### Instructions to follow
How many lines in the listing below include the word "bottom"? Reply with the count alone.

### Records for processing
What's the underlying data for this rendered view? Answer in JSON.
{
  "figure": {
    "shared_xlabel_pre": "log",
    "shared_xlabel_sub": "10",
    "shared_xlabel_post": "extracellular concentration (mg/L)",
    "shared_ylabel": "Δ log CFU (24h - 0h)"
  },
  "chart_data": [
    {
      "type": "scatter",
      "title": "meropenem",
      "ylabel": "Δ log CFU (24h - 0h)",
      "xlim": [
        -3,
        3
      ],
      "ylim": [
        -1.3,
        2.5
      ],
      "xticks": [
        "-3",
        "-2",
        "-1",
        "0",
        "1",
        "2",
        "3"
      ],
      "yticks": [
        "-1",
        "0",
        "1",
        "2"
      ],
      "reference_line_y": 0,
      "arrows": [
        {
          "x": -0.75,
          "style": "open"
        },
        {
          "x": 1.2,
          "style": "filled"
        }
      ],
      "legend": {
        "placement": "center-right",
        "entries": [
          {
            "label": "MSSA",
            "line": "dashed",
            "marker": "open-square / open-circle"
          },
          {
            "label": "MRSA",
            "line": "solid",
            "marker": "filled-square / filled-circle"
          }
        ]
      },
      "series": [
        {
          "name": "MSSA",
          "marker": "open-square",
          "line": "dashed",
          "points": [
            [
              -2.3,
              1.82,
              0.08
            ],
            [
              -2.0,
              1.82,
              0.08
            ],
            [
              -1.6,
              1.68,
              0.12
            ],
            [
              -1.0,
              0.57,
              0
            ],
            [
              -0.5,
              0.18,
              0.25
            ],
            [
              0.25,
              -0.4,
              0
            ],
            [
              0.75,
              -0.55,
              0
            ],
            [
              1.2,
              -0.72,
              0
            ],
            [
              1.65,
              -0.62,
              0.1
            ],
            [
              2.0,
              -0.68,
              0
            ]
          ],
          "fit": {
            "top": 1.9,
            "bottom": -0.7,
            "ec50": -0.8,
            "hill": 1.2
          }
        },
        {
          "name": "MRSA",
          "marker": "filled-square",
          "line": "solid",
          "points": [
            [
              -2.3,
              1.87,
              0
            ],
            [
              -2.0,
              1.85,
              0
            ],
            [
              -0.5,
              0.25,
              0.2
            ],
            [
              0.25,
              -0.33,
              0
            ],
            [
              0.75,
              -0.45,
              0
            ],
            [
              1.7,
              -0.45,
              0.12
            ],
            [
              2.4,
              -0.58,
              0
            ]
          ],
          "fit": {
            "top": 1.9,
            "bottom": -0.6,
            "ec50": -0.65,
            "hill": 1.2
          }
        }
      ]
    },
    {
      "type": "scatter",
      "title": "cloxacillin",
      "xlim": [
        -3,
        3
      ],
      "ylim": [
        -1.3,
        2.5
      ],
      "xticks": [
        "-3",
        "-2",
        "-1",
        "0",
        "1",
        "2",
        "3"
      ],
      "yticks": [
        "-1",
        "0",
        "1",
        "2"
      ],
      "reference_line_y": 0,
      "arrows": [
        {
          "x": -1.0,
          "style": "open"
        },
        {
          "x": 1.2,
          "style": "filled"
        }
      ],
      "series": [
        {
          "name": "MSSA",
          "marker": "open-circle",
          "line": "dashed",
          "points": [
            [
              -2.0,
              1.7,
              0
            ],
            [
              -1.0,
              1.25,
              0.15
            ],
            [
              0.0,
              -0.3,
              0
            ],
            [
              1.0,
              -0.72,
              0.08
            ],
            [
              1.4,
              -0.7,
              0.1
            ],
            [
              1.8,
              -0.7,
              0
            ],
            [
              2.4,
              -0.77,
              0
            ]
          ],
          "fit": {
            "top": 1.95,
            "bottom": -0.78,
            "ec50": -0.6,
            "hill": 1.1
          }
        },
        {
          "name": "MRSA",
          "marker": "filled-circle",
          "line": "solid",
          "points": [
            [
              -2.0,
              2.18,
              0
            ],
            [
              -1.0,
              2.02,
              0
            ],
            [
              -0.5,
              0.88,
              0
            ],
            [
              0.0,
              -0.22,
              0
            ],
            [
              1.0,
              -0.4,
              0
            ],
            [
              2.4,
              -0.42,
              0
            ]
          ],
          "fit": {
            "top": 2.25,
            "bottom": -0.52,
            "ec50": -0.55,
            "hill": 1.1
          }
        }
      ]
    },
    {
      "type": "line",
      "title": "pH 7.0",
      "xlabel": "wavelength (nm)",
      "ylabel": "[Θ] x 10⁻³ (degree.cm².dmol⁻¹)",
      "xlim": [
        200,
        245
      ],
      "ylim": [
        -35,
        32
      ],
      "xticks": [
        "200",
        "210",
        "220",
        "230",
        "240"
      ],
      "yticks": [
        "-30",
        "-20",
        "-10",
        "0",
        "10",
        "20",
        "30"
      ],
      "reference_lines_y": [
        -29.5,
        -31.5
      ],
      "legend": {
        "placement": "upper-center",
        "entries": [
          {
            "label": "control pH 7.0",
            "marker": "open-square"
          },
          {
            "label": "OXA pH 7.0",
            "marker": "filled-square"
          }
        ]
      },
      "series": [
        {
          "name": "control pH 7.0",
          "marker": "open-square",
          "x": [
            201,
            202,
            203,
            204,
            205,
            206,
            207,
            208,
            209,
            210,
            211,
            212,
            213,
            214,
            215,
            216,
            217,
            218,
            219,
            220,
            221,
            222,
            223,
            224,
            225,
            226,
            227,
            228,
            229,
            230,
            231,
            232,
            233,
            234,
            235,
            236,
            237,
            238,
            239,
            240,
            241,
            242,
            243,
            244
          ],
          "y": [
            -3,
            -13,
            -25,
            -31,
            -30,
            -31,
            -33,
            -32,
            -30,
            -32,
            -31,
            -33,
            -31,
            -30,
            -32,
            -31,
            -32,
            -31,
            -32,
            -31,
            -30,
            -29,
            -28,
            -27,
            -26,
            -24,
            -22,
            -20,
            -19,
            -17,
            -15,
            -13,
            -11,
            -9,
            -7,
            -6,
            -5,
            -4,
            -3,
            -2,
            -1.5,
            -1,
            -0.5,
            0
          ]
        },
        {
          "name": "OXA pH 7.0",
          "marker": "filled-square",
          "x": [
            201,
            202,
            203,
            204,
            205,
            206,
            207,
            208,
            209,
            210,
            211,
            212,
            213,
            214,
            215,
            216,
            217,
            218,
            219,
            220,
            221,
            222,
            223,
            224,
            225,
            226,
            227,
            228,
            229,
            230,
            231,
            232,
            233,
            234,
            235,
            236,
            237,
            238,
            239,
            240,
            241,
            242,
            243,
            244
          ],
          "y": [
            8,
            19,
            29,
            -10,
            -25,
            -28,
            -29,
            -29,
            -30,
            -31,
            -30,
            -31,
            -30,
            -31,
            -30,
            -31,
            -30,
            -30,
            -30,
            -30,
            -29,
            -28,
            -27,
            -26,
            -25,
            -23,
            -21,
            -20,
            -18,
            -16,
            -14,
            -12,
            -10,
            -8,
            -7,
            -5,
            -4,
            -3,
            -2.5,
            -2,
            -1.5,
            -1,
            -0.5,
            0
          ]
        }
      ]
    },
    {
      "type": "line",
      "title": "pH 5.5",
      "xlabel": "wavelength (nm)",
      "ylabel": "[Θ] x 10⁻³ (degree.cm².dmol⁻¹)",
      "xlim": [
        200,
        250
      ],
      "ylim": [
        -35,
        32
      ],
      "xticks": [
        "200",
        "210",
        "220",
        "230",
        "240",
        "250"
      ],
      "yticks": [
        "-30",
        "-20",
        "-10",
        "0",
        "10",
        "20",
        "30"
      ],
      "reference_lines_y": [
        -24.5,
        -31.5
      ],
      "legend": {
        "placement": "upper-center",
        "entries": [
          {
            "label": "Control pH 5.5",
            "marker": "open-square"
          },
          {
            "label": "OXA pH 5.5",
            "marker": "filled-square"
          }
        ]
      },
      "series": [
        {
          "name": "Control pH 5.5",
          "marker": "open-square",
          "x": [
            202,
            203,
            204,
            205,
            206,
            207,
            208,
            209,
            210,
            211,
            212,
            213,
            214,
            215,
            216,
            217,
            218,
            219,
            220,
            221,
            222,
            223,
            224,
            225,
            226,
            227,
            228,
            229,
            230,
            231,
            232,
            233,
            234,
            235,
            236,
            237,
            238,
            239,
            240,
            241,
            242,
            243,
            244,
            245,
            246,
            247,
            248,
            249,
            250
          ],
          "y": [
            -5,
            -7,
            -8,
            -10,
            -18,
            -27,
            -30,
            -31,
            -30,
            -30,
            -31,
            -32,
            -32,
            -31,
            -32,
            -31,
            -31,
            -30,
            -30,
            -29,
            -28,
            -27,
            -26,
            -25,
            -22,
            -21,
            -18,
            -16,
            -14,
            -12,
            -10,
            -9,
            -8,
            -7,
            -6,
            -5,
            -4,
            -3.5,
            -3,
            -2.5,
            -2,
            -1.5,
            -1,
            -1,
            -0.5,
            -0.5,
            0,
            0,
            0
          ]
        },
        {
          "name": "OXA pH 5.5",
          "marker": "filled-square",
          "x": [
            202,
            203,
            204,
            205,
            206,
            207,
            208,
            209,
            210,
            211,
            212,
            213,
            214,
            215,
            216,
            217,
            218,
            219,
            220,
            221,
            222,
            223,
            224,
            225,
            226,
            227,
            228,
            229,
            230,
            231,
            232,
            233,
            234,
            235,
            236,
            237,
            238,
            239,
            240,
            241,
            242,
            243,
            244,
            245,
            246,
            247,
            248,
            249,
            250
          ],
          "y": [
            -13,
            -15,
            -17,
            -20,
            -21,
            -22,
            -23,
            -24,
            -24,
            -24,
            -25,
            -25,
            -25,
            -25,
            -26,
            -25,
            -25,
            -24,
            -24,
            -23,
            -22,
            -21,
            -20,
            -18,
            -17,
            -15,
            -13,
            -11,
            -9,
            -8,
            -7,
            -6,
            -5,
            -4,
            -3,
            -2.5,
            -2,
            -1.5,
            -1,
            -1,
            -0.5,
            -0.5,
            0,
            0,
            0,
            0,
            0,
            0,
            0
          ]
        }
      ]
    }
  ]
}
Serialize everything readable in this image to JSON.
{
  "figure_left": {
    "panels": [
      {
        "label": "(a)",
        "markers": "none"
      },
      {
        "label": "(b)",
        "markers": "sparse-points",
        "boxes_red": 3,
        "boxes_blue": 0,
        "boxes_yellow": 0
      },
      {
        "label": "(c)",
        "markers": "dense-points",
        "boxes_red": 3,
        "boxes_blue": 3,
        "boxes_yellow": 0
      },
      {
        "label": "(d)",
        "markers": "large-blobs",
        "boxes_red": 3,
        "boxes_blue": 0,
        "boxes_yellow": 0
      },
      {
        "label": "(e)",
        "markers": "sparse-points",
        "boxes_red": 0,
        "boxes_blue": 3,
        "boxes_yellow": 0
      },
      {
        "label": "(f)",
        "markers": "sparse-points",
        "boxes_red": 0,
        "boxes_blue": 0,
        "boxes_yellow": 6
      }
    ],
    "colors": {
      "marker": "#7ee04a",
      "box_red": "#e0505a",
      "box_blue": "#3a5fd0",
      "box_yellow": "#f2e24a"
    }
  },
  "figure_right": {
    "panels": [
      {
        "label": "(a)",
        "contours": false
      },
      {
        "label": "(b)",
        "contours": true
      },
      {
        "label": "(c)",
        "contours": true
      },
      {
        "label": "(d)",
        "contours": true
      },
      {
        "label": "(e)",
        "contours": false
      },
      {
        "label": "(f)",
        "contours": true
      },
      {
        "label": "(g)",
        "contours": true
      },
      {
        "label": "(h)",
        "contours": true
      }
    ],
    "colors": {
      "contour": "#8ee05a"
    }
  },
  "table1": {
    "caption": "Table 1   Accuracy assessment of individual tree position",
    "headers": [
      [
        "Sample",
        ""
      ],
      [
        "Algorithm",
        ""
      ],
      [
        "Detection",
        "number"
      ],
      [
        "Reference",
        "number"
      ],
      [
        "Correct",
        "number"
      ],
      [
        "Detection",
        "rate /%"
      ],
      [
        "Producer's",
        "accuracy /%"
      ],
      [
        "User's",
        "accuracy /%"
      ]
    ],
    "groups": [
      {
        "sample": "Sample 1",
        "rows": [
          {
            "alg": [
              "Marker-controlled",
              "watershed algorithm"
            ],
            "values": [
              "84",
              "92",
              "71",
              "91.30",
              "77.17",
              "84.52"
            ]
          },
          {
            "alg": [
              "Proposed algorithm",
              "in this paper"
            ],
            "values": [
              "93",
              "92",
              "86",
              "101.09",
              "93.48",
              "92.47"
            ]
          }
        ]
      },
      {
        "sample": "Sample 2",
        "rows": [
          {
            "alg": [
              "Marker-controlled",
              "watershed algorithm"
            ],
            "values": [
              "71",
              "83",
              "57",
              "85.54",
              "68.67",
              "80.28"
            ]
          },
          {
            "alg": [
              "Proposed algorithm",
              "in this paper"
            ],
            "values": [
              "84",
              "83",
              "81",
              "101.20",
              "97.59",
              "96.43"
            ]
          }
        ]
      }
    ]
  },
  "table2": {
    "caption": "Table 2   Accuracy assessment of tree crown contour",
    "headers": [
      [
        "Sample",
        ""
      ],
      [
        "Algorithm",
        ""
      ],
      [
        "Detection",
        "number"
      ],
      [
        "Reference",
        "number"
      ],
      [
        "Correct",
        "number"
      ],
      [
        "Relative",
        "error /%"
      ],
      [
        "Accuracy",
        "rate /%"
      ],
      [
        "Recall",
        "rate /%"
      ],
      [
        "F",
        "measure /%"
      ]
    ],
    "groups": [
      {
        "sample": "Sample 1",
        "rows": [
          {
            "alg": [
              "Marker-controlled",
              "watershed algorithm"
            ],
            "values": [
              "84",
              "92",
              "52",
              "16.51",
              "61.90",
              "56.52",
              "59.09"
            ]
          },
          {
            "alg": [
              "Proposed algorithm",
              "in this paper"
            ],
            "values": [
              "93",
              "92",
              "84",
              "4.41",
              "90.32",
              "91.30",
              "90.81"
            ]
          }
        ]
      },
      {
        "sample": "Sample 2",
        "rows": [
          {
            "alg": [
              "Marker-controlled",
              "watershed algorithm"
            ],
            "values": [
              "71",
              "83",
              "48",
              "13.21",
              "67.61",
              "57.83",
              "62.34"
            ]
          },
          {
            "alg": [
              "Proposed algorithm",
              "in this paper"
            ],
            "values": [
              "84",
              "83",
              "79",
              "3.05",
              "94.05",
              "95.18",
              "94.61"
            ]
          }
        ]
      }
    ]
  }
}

### The output
4